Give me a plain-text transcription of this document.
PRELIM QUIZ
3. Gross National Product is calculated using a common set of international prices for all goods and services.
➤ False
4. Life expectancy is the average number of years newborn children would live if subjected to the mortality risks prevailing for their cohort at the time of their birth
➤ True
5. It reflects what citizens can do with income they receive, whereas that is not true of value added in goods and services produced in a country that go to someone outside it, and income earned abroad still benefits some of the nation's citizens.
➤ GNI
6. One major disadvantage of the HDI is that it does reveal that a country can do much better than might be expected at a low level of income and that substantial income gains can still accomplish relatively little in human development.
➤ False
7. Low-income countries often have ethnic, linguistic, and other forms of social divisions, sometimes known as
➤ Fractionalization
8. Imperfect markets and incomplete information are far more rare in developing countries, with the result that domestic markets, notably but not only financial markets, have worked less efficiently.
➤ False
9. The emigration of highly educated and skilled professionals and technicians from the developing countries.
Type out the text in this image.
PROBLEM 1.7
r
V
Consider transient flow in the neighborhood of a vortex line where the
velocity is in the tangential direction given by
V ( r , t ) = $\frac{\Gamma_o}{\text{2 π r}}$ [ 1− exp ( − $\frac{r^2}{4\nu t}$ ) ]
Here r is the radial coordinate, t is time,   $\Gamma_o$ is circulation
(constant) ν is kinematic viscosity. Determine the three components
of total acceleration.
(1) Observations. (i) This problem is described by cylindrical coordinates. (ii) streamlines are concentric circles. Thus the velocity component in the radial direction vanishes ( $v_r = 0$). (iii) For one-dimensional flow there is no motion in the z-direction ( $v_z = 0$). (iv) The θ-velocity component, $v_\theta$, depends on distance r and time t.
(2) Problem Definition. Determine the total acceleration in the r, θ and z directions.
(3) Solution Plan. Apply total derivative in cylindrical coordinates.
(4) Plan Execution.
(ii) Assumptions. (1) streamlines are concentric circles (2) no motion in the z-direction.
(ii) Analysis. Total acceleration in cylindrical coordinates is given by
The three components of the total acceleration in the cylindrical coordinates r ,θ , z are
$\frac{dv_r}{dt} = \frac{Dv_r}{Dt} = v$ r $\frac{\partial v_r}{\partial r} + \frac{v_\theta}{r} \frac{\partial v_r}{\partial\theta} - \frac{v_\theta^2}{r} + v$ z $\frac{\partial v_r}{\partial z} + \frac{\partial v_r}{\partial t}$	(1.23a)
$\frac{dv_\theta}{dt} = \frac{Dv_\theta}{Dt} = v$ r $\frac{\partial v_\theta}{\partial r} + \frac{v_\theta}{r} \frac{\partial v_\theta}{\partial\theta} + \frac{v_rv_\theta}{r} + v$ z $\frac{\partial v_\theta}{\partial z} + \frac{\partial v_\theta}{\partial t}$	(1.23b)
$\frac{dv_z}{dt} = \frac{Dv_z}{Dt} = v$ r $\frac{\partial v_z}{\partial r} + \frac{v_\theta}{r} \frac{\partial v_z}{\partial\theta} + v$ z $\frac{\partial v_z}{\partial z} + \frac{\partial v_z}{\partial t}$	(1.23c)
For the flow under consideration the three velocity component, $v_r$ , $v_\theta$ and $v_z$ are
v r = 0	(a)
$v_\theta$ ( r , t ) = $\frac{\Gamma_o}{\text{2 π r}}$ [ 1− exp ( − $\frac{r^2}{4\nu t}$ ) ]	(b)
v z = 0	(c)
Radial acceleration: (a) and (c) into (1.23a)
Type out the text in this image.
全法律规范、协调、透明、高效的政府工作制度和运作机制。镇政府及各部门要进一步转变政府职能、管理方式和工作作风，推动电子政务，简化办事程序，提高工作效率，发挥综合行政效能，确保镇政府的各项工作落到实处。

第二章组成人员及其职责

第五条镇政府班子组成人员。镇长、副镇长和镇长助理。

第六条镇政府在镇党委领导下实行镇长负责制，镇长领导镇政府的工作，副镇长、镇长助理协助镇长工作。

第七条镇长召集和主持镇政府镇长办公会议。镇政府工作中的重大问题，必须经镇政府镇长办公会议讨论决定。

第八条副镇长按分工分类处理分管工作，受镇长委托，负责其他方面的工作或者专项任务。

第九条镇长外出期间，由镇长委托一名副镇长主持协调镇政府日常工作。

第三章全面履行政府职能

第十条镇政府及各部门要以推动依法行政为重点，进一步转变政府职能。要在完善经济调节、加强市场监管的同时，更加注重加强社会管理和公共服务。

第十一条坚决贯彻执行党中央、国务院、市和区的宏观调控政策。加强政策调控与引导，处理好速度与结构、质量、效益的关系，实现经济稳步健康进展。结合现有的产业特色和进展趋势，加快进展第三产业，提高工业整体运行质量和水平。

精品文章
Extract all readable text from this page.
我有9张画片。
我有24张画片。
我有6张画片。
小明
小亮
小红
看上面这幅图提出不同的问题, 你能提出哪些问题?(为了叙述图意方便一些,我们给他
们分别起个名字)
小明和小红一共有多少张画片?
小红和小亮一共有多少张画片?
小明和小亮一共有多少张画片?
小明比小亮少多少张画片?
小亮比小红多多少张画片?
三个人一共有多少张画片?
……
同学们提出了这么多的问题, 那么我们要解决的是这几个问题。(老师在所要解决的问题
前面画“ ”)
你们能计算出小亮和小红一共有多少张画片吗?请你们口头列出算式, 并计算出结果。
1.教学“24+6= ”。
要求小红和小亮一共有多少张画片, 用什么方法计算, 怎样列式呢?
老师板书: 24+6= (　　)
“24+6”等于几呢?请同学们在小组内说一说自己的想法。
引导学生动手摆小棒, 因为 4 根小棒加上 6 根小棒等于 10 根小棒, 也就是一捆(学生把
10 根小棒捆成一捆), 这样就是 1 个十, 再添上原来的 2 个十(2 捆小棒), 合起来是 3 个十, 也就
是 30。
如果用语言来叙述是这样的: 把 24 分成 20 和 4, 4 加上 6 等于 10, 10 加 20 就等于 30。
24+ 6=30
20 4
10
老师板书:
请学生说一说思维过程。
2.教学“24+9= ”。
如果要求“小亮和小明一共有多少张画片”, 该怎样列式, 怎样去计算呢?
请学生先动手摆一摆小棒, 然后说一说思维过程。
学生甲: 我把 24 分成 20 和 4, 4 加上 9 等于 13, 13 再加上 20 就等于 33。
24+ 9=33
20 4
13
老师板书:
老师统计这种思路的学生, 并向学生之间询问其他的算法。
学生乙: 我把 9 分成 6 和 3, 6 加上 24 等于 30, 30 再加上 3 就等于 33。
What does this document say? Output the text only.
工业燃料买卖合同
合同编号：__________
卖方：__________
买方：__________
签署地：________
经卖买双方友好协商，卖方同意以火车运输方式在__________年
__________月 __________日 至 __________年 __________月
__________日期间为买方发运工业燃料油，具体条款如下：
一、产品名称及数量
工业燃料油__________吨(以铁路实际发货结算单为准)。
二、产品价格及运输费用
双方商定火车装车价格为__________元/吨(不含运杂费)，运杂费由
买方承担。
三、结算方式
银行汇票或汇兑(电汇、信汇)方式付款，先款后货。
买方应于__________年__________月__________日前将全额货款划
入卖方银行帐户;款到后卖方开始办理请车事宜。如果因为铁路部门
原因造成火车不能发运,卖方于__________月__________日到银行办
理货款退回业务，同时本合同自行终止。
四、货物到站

▬▬▬▬▬▬

**STATED GOAL:**
Quote all the records exactly, please, leaving none out.

**CORRECT ANSWER:**
Give me a plain-text transcription of this document.
PRELIM QUIZ
3. Gross National Product is calculated using a common set of international prices for all goods and services.
➤ False
4. Life expectancy is the average number of years newborn children would live if subjected to the mortality risks prevailing for their cohort at the time of their birth
➤ True
5. It reflects what citizens can do with income they receive, whereas that is not true of value added in goods and services produced in a country that go to someone outside it, and income earned abroad still benefits some of the nation's citizens.
➤ GNI
6. One major disadvantage of the HDI is that it does reveal that a country can do much better than might be expected at a low level of income and that substantial income gains can still accomplish relatively little in human development.
➤ False
7. Low-income countries often have ethnic, linguistic, and other forms of social divisions, sometimes known as
➤ Fractionalization
8. Imperfect markets and incomplete information are far more rare in developing countries, with the result that domestic markets, notably but not only financial markets, have worked less efficiently.
➤ False
9. The emigration of highly educated and skilled professionals and technicians from the developing countries.
Type out the text in this image.
PROBLEM 1.7
r
V
Consider transient flow in the neighborhood of a vortex line where the
velocity is in the tangential direction given by
V ( r , t ) = $\frac{\Gamma_o}{\text{2 π r}}$ [ 1− exp ( − $\frac{r^2}{4\nu t}$ ) ]
Here r is the radial coordinate, t is time,   $\Gamma_o$ is circulation
(constant) ν is kinematic viscosity. Determine the three components
of total acceleration.
(1) Observations. (i) This problem is described by cylindrical coordinates. (ii) streamlines are concentric circles. Thus the velocity component in the radial direction vanishes ( $v_r = 0$). (iii) For one-dimensional flow there is no motion in the z-direction ( $v_z = 0$). (iv) The θ-velocity component, $v_\theta$, depends on distance r and time t.
(2) Problem Definition. Determine the total acceleration in the r, θ and z directions.
(3) Solution Plan. Apply total derivative in cylindrical coordinates.
(4) Plan Execution.
(ii) Assumptions. (1) streamlines are concentric circles (2) no motion in the z-direction.
(ii) Analysis. Total acceleration in cylindrical coordinates is given by
The three components of the total acceleration in the cylindrical coordinates r ,θ , z are
$\frac{dv_r}{dt} = \frac{Dv_r}{Dt} = v$ r $\frac{\partial v_r}{\partial r} + \frac{v_\theta}{r} \frac{\partial v_r}{\partial\theta} - \frac{v_\theta^2}{r} + v$ z $\frac{\partial v_r}{\partial z} + \frac{\partial v_r}{\partial t}$	(1.23a)
$\frac{dv_\theta}{dt} = \frac{Dv_\theta}{Dt} = v$ r $\frac{\partial v_\theta}{\partial r} + \frac{v_\theta}{r} \frac{\partial v_\theta}{\partial\theta} + \frac{v_rv_\theta}{r} + v$ z $\frac{\partial v_\theta}{\partial z} + \frac{\partial v_\theta}{\partial t}$	(1.23b)
$\frac{dv_z}{dt} = \frac{Dv_z}{Dt} = v$ r $\frac{\partial v_z}{\partial r} + \frac{v_\theta}{r} \frac{\partial v_z}{\partial\theta} + v$ z $\frac{\partial v_z}{\partial z} + \frac{\partial v_z}{\partial t}$	(1.23c)
For the flow under consideration the three velocity component, $v_r$ , $v_\theta$ and $v_z$ are
v r = 0	(a)
$v_\theta$ ( r , t ) = $\frac{\Gamma_o}{\text{2 π r}}$ [ 1− exp ( − $\frac{r^2}{4\nu t}$ ) ]	(b)
v z = 0	(c)
Radial acceleration: (a) and (c) into (1.23a)
Type out the text in this image.
全法律规范、协调、透明、高效的政府工作制度和运作机制。镇政府及各部门要进一步转变政府职能、管理方式和工作作风，推动电子政务，简化办事程序，提高工作效率，发挥综合行政效能，确保镇政府的各项工作落到实处。

第二章组成人员及其职责

第五条镇政府班子组成人员。镇长、副镇长和镇长助理。

第六条镇政府在镇党委领导下实行镇长负责制，镇长领导镇政府的工作，副镇长、镇长助理协助镇长工作。

第七条镇长召集和主持镇政府镇长办公会议。镇政府工作中的重大问题，必须经镇政府镇长办公会议讨论决定。

第八条副镇长按分工分类处理分管工作，受镇长委托，负责其他方面的工作或者专项任务。

第九条镇长外出期间，由镇长委托一名副镇长主持协调镇政府日常工作。

第三章全面履行政府职能

第十条镇政府及各部门要以推动依法行政为重点，进一步转变政府职能。要在完善经济调节、加强市场监管的同时，更加注重加强社会管理和公共服务。

第十一条坚决贯彻执行党中央、国务院、市和区的宏观调控政策。加强政策调控与引导，处理好速度与结构、质量、效益的关系，实现经济稳步健康进展。结合现有的产业特色和进展趋势，加快进展第三产业，提高工业整体运行质量和水平。

精品文章
Extract all readable text from this page.
我有9张画片。
我有24张画片。
我有6张画片。
小明
小亮
小红
看上面这幅图提出不同的问题, 你能提出哪些问题?(为了叙述图意方便一些,我们给他
们分别起个名字)
小明和小红一共有多少张画片?
小红和小亮一共有多少张画片?
小明和小亮一共有多少张画片?
小明比小亮少多少张画片?
小亮比小红多多少张画片?
三个人一共有多少张画片?
……
同学们提出了这么多的问题, 那么我们要解决的是这几个问题。(老师在所要解决的问题
前面画“ ”)
你们能计算出小亮和小红一共有多少张画片吗?请你们口头列出算式, 并计算出结果。
1.教学“24+6= ”。
要求小红和小亮一共有多少张画片, 用什么方法计算, 怎样列式呢?
老师板书: 24+6= (　　)
“24+6”等于几呢?请同学们在小组内说一说自己的想法。
引导学生动手摆小棒, 因为 4 根小棒加上 6 根小棒等于 10 根小棒, 也就是一捆(学生把
10 根小棒捆成一捆), 这样就是 1 个十, 再添上原来的 2 个十(2 捆小棒), 合起来是 3 个十, 也就
是 30。
如果用语言来叙述是这样的: 把 24 分成 20 和 4, 4 加上 6 等于 10, 10 加 20 就等于 30。
24+ 6=30
20 4
10
老师板书:
请学生说一说思维过程。
2.教学“24+9= ”。
如果要求“小亮和小明一共有多少张画片”, 该怎样列式, 怎样去计算呢?
请学生先动手摆一摆小棒, 然后说一说思维过程。
学生甲: 我把 24 分成 20 和 4, 4 加上 9 等于 13, 13 再加上 20 就等于 33。
24+ 9=33
20 4
13
老师板书:
老师统计这种思路的学生, 并向学生之间询问其他的算法。
学生乙: 我把 9 分成 6 和 3, 6 加上 24 等于 30, 30 再加上 3 就等于 33。
What does this document say? Output the text only.
工业燃料买卖合同
合同编号：__________
卖方：__________
买方：__________
签署地：________
经卖买双方友好协商，卖方同意以火车运输方式在__________年
__________月 __________日 至 __________年 __________月
__________日期间为买方发运工业燃料油，具体条款如下：
一、产品名称及数量
工业燃料油__________吨(以铁路实际发货结算单为准)。
二、产品价格及运输费用
双方商定火车装车价格为__________元/吨(不含运杂费)，运杂费由
买方承担。
三、结算方式
银行汇票或汇兑(电汇、信汇)方式付款，先款后货。
买方应于__________年__________月__________日前将全额货款划
入卖方银行帐户;款到后卖方开始办理请车事宜。如果因为铁路部门
原因造成火车不能发运,卖方于__________月__________日到银行办
理货款退回业务，同时本合同自行终止。
四、货物到站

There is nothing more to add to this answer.